── DATA SHOWN ──

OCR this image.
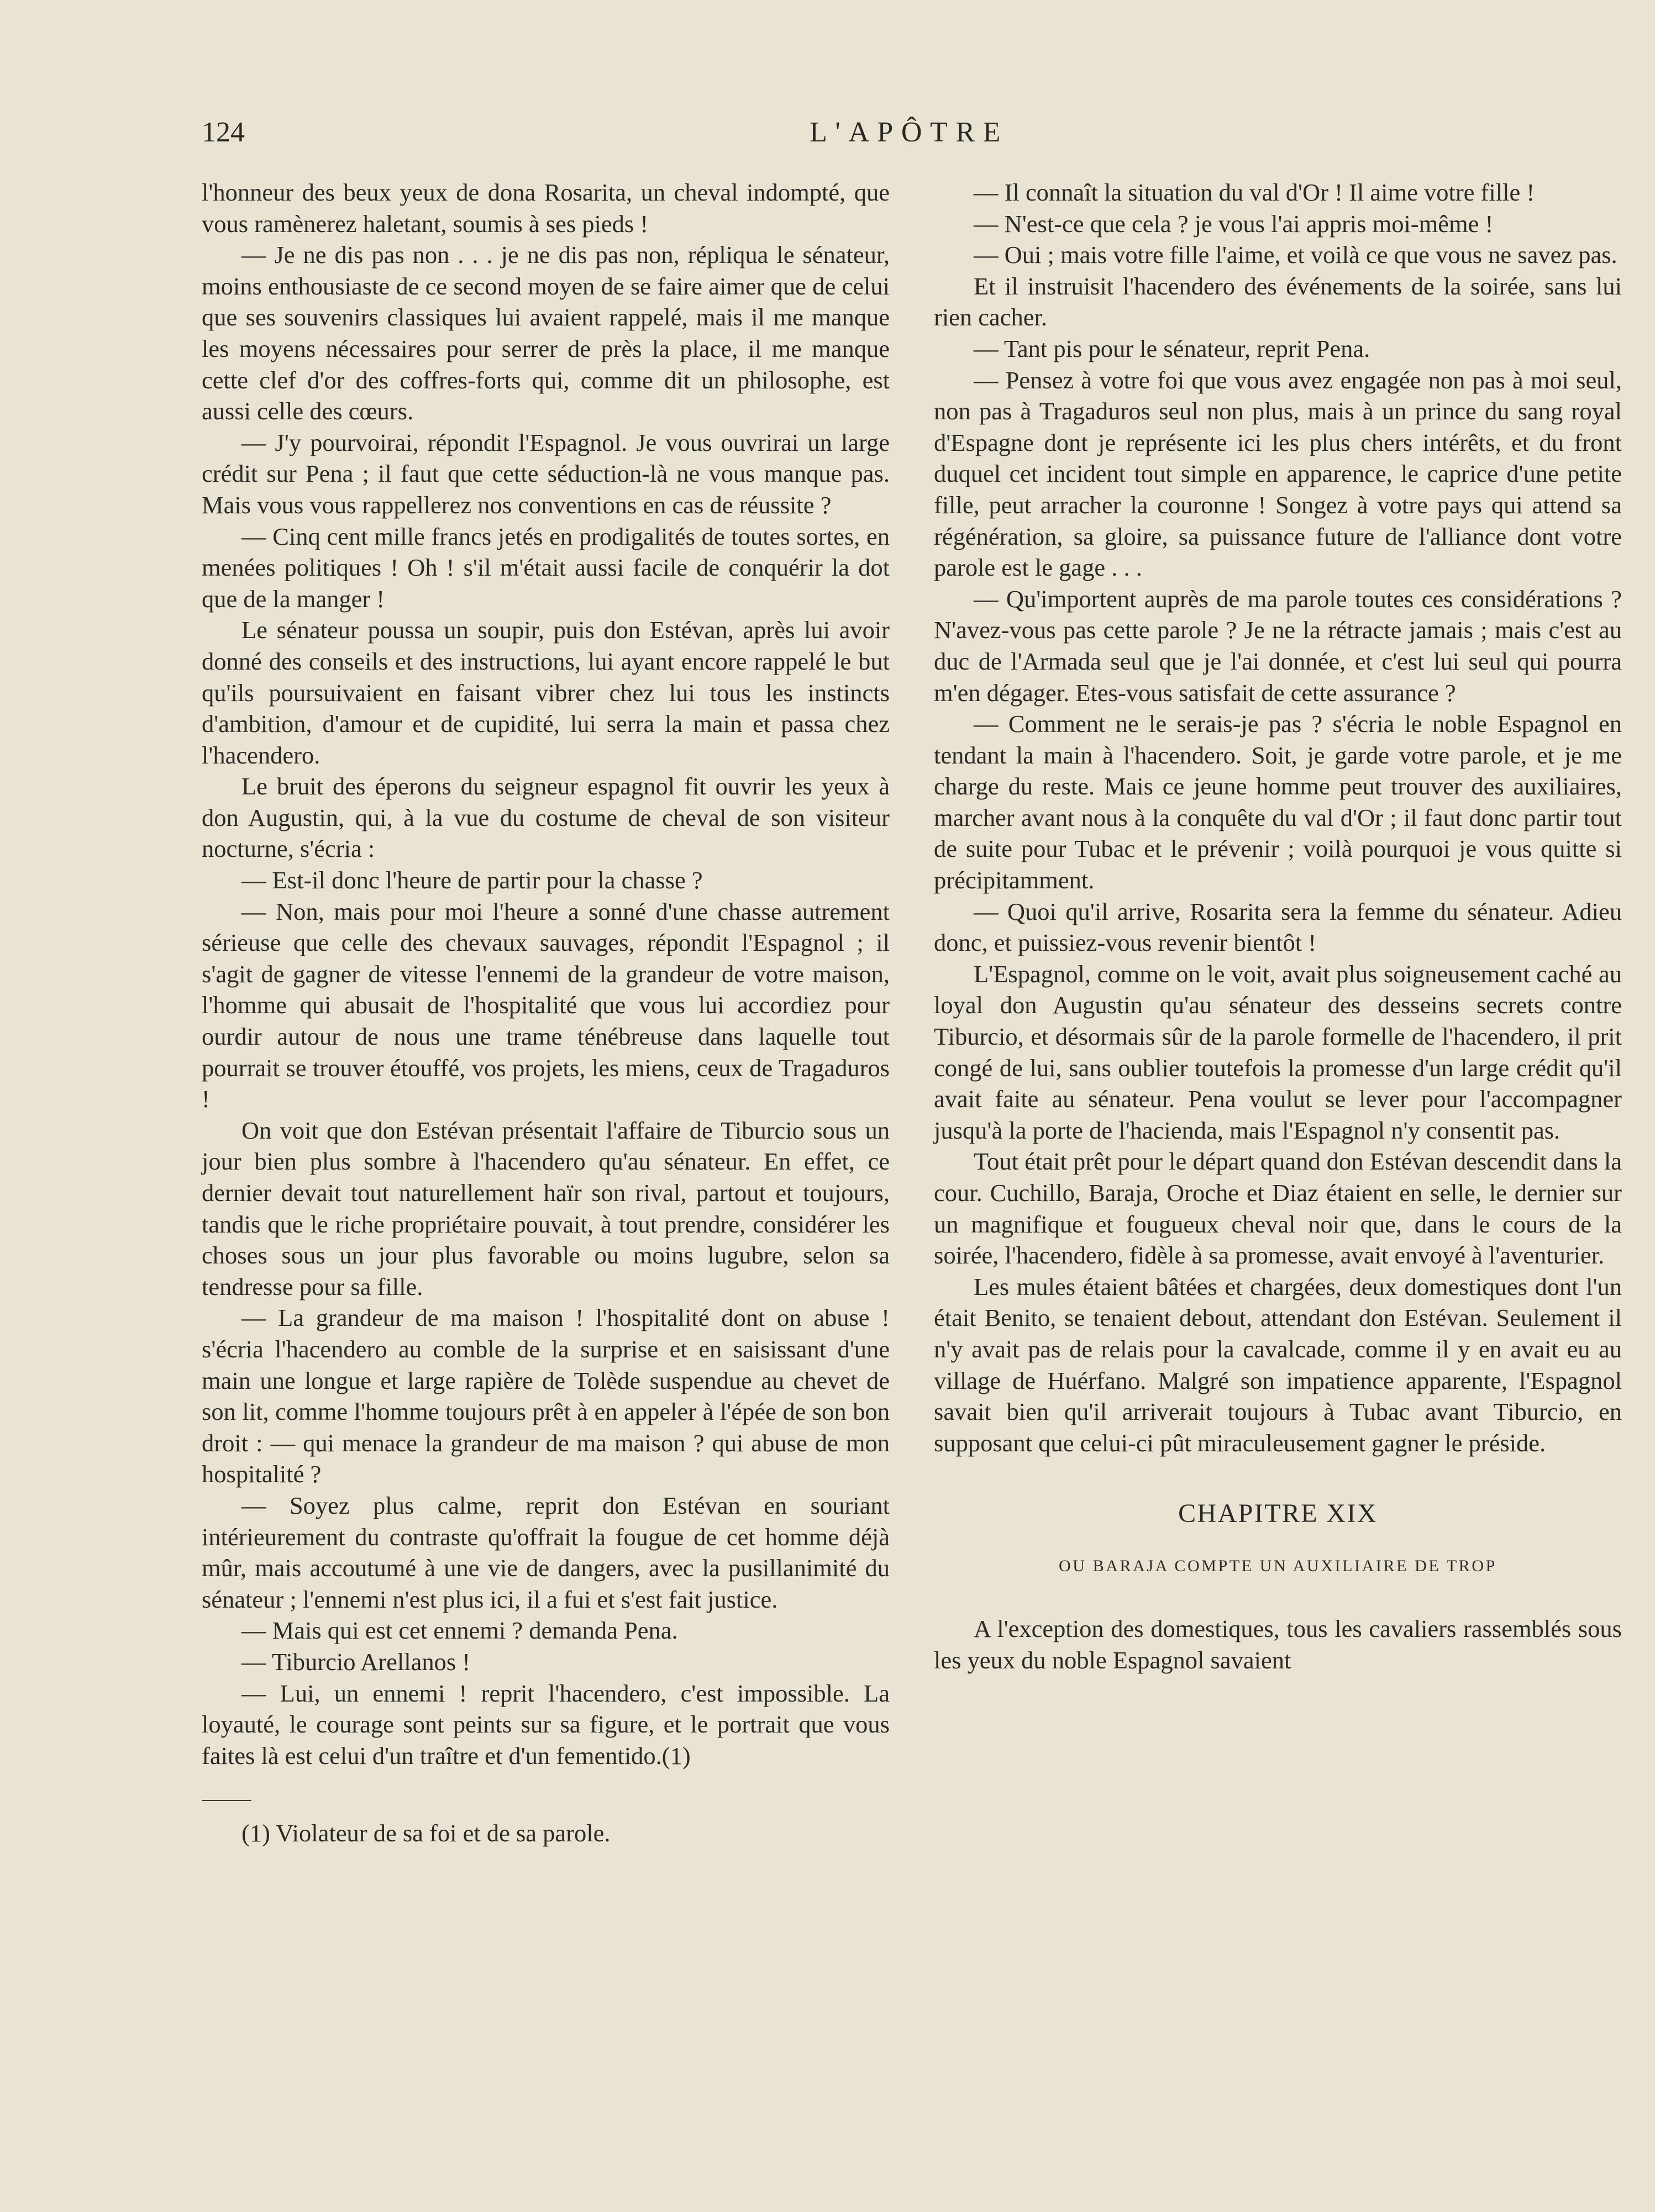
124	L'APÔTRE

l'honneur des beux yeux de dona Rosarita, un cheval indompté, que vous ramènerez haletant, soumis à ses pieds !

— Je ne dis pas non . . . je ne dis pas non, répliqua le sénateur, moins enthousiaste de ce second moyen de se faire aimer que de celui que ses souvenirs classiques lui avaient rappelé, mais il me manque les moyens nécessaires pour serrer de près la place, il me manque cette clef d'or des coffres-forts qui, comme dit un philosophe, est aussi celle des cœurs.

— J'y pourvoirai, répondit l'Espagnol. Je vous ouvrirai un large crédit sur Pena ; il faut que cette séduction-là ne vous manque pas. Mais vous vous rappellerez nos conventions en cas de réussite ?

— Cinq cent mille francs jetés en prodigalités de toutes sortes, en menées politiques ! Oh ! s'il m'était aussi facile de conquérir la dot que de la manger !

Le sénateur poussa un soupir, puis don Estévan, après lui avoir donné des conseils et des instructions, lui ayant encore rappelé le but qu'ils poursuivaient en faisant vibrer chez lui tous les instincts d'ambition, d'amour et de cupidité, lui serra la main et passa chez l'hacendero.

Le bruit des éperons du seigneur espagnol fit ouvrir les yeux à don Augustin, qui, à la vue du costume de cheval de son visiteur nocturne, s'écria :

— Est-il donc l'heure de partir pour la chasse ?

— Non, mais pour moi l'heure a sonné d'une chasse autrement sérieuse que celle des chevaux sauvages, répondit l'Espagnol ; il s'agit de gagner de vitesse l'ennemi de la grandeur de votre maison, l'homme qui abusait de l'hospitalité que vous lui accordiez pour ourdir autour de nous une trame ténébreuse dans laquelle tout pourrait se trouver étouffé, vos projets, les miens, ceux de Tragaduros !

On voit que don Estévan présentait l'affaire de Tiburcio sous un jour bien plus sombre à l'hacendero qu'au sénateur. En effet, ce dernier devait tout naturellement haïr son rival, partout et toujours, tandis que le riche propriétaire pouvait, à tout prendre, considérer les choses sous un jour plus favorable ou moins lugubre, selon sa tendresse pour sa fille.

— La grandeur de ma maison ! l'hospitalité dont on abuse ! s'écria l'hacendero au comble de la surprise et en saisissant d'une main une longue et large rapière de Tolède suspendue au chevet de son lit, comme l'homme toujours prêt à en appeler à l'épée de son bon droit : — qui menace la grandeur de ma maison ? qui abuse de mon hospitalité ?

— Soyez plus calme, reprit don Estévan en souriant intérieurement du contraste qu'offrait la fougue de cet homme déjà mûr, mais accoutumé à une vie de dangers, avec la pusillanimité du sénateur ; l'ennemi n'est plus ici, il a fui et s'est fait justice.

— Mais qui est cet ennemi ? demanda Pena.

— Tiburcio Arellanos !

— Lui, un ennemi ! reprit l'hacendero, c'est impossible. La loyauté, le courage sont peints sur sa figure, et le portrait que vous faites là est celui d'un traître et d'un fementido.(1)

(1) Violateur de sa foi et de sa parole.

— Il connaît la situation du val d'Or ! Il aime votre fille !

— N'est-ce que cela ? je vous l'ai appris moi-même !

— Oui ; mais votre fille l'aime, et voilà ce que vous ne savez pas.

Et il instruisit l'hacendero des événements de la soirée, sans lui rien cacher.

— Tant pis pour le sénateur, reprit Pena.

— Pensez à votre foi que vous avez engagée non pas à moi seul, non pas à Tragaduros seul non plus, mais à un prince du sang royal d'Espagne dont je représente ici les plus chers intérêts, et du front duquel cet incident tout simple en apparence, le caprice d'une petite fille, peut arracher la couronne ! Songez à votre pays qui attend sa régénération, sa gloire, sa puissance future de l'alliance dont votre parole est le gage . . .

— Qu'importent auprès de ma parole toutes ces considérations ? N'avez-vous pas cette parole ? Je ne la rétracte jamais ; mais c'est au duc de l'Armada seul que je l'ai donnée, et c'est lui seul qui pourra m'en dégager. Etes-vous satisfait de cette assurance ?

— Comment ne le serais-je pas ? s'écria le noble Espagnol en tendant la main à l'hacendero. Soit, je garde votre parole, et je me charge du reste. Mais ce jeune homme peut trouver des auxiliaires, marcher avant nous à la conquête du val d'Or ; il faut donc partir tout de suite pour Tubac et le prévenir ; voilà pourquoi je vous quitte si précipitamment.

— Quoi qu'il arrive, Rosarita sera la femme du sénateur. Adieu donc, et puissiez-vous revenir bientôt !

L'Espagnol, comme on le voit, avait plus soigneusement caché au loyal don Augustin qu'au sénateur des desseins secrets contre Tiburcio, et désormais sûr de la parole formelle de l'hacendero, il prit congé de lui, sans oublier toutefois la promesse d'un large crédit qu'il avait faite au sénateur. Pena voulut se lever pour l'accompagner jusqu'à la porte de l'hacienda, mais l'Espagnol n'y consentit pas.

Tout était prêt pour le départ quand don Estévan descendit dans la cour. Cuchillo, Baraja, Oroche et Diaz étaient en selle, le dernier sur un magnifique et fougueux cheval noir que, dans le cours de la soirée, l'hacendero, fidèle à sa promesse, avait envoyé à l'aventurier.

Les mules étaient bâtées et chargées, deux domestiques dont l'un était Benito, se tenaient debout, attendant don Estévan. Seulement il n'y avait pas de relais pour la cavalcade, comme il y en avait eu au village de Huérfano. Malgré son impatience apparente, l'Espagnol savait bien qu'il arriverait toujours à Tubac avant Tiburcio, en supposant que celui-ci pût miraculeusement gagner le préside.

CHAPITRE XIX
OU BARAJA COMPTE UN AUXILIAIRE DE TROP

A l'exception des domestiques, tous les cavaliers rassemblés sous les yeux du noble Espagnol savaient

───
── DATA SHOWN ──

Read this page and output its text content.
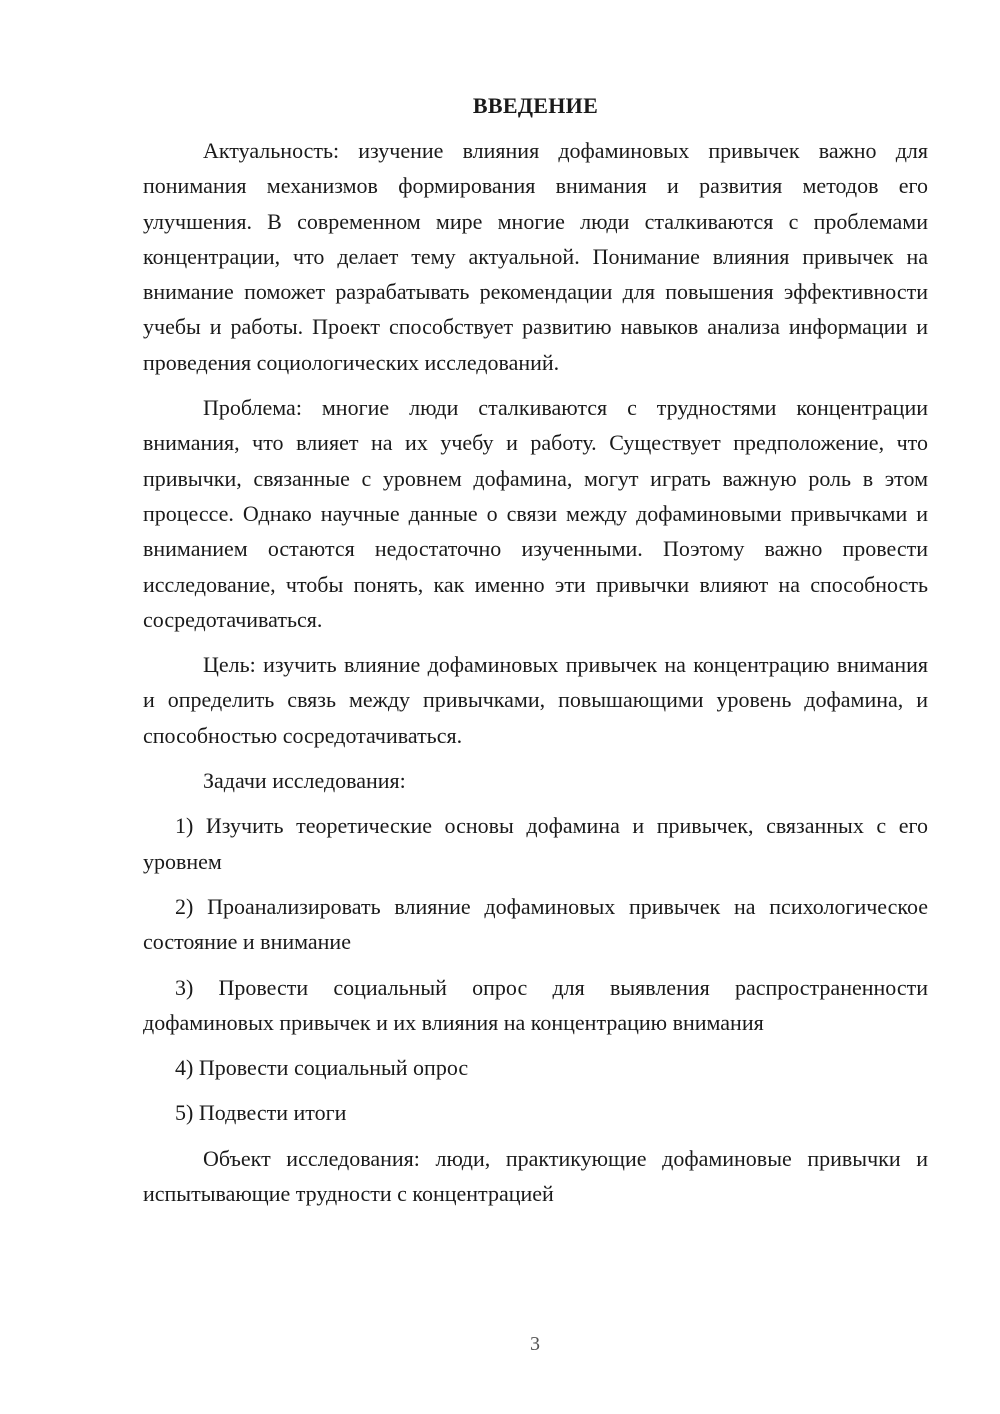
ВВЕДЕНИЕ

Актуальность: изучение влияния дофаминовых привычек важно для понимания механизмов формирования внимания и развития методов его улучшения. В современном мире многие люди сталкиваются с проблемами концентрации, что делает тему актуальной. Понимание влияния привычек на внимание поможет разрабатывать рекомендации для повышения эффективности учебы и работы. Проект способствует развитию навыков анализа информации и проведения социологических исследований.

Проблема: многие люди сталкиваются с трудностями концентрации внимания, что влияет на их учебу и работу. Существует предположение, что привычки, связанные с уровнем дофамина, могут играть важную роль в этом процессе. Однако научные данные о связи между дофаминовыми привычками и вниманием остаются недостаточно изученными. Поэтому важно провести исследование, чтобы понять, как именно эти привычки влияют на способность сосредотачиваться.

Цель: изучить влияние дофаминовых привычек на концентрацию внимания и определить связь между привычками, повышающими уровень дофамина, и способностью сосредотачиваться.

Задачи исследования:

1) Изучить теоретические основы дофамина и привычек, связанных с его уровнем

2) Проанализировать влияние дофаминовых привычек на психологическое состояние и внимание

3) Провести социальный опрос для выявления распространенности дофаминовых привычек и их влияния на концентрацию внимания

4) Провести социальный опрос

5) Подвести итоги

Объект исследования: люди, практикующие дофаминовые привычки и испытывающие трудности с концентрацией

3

───

### EXERCISE
Pull out every line containing "noble".

### EXPECTED ANSWER
— Comment ne le serais-je pas ? s'écria le noble Espagnol en tendant la main à l'hacendero. Soit, je garde votre parole, et je me charge du reste. Mais ce jeune homme peut trouver des auxiliaires, marcher avant nous à la conquête du val d'Or ; il faut donc partir tout de suite pour Tubac et le prévenir ; voilà pourquoi je vous quitte si précipitamment.
A l'exception des domestiques, tous les cavaliers rassemblés sous les yeux du noble Espagnol savaient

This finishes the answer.